═════ EXERCISE INPUTS

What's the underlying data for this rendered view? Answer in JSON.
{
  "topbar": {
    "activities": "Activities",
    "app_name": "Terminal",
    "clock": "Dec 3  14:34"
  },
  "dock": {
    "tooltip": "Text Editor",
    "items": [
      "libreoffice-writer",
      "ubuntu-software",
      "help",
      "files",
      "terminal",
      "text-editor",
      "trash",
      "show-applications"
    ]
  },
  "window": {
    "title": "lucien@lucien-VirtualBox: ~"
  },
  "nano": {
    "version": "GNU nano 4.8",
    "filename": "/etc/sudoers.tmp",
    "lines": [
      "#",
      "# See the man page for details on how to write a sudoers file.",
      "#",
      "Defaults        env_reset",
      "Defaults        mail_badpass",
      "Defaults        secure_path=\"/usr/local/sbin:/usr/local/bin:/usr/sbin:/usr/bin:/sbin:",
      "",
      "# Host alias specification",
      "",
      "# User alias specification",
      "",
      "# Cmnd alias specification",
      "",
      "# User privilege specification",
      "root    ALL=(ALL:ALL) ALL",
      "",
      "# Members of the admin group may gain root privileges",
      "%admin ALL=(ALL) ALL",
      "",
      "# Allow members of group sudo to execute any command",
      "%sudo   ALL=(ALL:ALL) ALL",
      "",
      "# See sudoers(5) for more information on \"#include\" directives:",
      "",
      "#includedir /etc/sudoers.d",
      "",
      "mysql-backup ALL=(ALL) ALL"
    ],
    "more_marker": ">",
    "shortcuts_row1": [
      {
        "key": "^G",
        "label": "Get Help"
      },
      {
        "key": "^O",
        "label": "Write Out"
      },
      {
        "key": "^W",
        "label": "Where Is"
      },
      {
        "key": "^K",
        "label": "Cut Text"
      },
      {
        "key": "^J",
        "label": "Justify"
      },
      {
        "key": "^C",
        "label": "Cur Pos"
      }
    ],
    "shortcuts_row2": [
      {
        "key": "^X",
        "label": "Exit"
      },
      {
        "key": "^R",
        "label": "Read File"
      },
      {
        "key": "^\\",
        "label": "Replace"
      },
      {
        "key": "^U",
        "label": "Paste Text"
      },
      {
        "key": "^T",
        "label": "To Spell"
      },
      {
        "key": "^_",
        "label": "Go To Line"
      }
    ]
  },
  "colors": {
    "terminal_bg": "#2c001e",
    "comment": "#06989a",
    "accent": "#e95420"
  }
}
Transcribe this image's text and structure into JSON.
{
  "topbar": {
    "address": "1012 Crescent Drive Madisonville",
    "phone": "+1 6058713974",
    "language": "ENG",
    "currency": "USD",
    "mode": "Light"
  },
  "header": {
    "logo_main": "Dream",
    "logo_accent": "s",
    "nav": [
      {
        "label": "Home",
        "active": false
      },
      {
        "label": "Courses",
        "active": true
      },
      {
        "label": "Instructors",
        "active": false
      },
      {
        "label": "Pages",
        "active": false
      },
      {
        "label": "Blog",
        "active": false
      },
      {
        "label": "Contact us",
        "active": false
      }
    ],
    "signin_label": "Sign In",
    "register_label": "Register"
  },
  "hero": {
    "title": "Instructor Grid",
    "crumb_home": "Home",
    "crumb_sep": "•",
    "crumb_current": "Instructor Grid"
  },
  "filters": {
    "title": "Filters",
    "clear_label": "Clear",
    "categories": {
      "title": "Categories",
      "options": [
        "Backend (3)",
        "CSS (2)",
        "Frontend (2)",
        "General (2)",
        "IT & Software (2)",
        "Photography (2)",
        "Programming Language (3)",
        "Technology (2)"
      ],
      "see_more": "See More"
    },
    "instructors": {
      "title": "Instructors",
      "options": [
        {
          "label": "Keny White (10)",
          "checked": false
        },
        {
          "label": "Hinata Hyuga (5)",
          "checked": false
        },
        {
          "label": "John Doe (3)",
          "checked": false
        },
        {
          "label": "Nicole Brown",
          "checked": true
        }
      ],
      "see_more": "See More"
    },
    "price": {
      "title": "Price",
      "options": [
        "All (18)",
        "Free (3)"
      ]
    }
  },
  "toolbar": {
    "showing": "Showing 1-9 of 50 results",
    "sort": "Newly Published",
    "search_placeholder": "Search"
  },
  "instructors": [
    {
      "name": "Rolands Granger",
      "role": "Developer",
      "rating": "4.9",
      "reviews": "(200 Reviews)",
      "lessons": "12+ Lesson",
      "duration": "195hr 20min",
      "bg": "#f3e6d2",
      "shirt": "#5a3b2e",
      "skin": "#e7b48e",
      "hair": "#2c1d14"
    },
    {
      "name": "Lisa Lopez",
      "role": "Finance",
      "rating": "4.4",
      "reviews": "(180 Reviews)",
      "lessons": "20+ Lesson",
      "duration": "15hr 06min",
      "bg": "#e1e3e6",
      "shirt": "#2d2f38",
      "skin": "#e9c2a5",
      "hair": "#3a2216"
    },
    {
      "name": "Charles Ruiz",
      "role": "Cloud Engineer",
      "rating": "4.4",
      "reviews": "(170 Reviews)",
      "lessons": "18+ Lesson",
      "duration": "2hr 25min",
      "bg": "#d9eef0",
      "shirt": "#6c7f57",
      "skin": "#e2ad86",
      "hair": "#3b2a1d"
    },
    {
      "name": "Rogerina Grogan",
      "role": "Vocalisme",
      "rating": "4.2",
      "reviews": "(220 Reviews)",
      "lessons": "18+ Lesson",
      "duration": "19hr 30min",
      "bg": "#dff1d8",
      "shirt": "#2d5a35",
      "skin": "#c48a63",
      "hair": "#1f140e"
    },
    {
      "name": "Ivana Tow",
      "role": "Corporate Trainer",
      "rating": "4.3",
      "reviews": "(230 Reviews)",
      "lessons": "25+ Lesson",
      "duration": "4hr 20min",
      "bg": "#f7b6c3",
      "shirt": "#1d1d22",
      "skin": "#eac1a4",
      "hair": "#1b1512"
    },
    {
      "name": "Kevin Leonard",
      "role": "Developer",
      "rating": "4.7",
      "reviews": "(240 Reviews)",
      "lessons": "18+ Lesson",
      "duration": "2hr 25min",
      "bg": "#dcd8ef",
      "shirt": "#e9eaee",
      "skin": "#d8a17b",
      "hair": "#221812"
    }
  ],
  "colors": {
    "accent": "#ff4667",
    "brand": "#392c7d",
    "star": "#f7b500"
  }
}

══════════

AIM: Reproduce all of the records exactly.

TASK RESPONSE:
What's the underlying data for this rendered view? Answer in JSON.
{
  "topbar": {
    "activities": "Activities",
    "app_name": "Terminal",
    "clock": "Dec 3  14:34"
  },
  "dock": {
    "tooltip": "Text Editor",
    "items": [
      "libreoffice-writer",
      "ubuntu-software",
      "help",
      "files",
      "terminal",
      "text-editor",
      "trash",
      "show-applications"
    ]
  },
  "window": {
    "title": "lucien@lucien-VirtualBox: ~"
  },
  "nano": {
    "version": "GNU nano 4.8",
    "filename": "/etc/sudoers.tmp",
    "lines": [
      "#",
      "# See the man page for details on how to write a sudoers file.",
      "#",
      "Defaults        env_reset",
      "Defaults        mail_badpass",
      "Defaults        secure_path=\"/usr/local/sbin:/usr/local/bin:/usr/sbin:/usr/bin:/sbin:",
      "",
      "# Host alias specification",
      "",
      "# User alias specification",
      "",
      "# Cmnd alias specification",
      "",
      "# User privilege specification",
      "root    ALL=(ALL:ALL) ALL",
      "",
      "# Members of the admin group may gain root privileges",
      "%admin ALL=(ALL) ALL",
      "",
      "# Allow members of group sudo to execute any command",
      "%sudo   ALL=(ALL:ALL) ALL",
      "",
      "# See sudoers(5) for more information on \"#include\" directives:",
      "",
      "#includedir /etc/sudoers.d",
      "",
      "mysql-backup ALL=(ALL) ALL"
    ],
    "more_marker": ">",
    "shortcuts_row1": [
      {
        "key": "^G",
        "label": "Get Help"
      },
      {
        "key": "^O",
        "label": "Write Out"
      },
      {
        "key": "^W",
        "label": "Where Is"
      },
      {
        "key": "^K",
        "label": "Cut Text"
      },
      {
        "key": "^J",
        "label": "Justify"
      },
      {
        "key": "^C",
        "label": "Cur Pos"
      }
    ],
    "shortcuts_row2": [
      {
        "key": "^X",
        "label": "Exit"
      },
      {
        "key": "^R",
        "label": "Read File"
      },
      {
        "key": "^\\",
        "label": "Replace"
      },
      {
        "key": "^U",
        "label": "Paste Text"
      },
      {
        "key": "^T",
        "label": "To Spell"
      },
      {
        "key": "^_",
        "label": "Go To Line"
      }
    ]
  },
  "colors": {
    "terminal_bg": "#2c001e",
    "comment": "#06989a",
    "accent": "#e95420"
  }
}
Transcribe this image's text and structure into JSON.
{
  "topbar": {
    "address": "1012 Crescent Drive Madisonville",
    "phone": "+1 6058713974",
    "language": "ENG",
    "currency": "USD",
    "mode": "Light"
  },
  "header": {
    "logo_main": "Dream",
    "logo_accent": "s",
    "nav": [
      {
        "label": "Home",
        "active": false
      },
      {
        "label": "Courses",
        "active": true
      },
      {
        "label": "Instructors",
        "active": false
      },
      {
        "label": "Pages",
        "active": false
      },
      {
        "label": "Blog",
        "active": false
      },
      {
        "label": "Contact us",
        "active": false
      }
    ],
    "signin_label": "Sign In",
    "register_label": "Register"
  },
  "hero": {
    "title": "Instructor Grid",
    "crumb_home": "Home",
    "crumb_sep": "•",
    "crumb_current": "Instructor Grid"
  },
  "filters": {
    "title": "Filters",
    "clear_label": "Clear",
    "categories": {
      "title": "Categories",
      "options": [
        "Backend (3)",
        "CSS (2)",
        "Frontend (2)",
        "General (2)",
        "IT & Software (2)",
        "Photography (2)",
        "Programming Language (3)",
        "Technology (2)"
      ],
      "see_more": "See More"
    },
    "instructors": {
      "title": "Instructors",
      "options": [
        {
          "label": "Keny White (10)",
          "checked": false
        },
        {
          "label": "Hinata Hyuga (5)",
          "checked": false
        },
        {
          "label": "John Doe (3)",
          "checked": false
        },
        {
          "label": "Nicole Brown",
          "checked": true
        }
      ],
      "see_more": "See More"
    },
    "price": {
      "title": "Price",
      "options": [
        "All (18)",
        "Free (3)"
      ]
    }
  },
  "toolbar": {
    "showing": "Showing 1-9 of 50 results",
    "sort": "Newly Published",
    "search_placeholder": "Search"
  },
  "instructors": [
    {
      "name": "Rolands Granger",
      "role": "Developer",
      "rating": "4.9",
      "reviews": "(200 Reviews)",
      "lessons": "12+ Lesson",
      "duration": "195hr 20min",
      "bg": "#f3e6d2",
      "shirt": "#5a3b2e",
      "skin": "#e7b48e",
      "hair": "#2c1d14"
    },
    {
      "name": "Lisa Lopez",
      "role": "Finance",
      "rating": "4.4",
      "reviews": "(180 Reviews)",
      "lessons": "20+ Lesson",
      "duration": "15hr 06min",
      "bg": "#e1e3e6",
      "shirt": "#2d2f38",
      "skin": "#e9c2a5",
      "hair": "#3a2216"
    },
    {
      "name": "Charles Ruiz",
      "role": "Cloud Engineer",
      "rating": "4.4",
      "reviews": "(170 Reviews)",
      "lessons": "18+ Lesson",
      "duration": "2hr 25min",
      "bg": "#d9eef0",
      "shirt": "#6c7f57",
      "skin": "#e2ad86",
      "hair": "#3b2a1d"
    },
    {
      "name": "Rogerina Grogan",
      "role": "Vocalisme",
      "rating": "4.2",
      "reviews": "(220 Reviews)",
      "lessons": "18+ Lesson",
      "duration": "19hr 30min",
      "bg": "#dff1d8",
      "shirt": "#2d5a35",
      "skin": "#c48a63",
      "hair": "#1f140e"
    },
    {
      "name": "Ivana Tow",
      "role": "Corporate Trainer",
      "rating": "4.3",
      "reviews": "(230 Reviews)",
      "lessons": "25+ Lesson",
      "duration": "4hr 20min",
      "bg": "#f7b6c3",
      "shirt": "#1d1d22",
      "skin": "#eac1a4",
      "hair": "#1b1512"
    },
    {
      "name": "Kevin Leonard",
      "role": "Developer",
      "rating": "4.7",
      "reviews": "(240 Reviews)",
      "lessons": "18+ Lesson",
      "duration": "2hr 25min",
      "bg": "#dcd8ef",
      "shirt": "#e9eaee",
      "skin": "#d8a17b",
      "hair": "#221812"
    }
  ],
  "colors": {
    "accent": "#ff4667",
    "brand": "#392c7d",
    "star": "#f7b500"
  }
}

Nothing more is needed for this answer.